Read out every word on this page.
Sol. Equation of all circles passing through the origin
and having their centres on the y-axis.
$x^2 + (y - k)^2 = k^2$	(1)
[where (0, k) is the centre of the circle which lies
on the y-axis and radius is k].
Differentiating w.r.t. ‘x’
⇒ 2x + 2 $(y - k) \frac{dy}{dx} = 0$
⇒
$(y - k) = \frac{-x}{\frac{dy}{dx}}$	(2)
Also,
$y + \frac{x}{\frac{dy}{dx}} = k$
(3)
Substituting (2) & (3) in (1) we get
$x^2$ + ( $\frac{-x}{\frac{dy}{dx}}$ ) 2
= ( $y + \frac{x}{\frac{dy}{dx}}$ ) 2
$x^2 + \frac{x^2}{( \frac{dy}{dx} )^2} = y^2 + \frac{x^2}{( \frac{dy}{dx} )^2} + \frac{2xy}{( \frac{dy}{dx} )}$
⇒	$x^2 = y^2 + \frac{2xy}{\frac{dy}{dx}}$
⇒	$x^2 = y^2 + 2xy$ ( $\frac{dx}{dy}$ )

AIM OF THE TASK: Copy out every line of the listing that includes the string "axis".

SOLUTION TO THIS EXERCISE:
and having their centres on the y-axis.
on the y-axis and radius is k].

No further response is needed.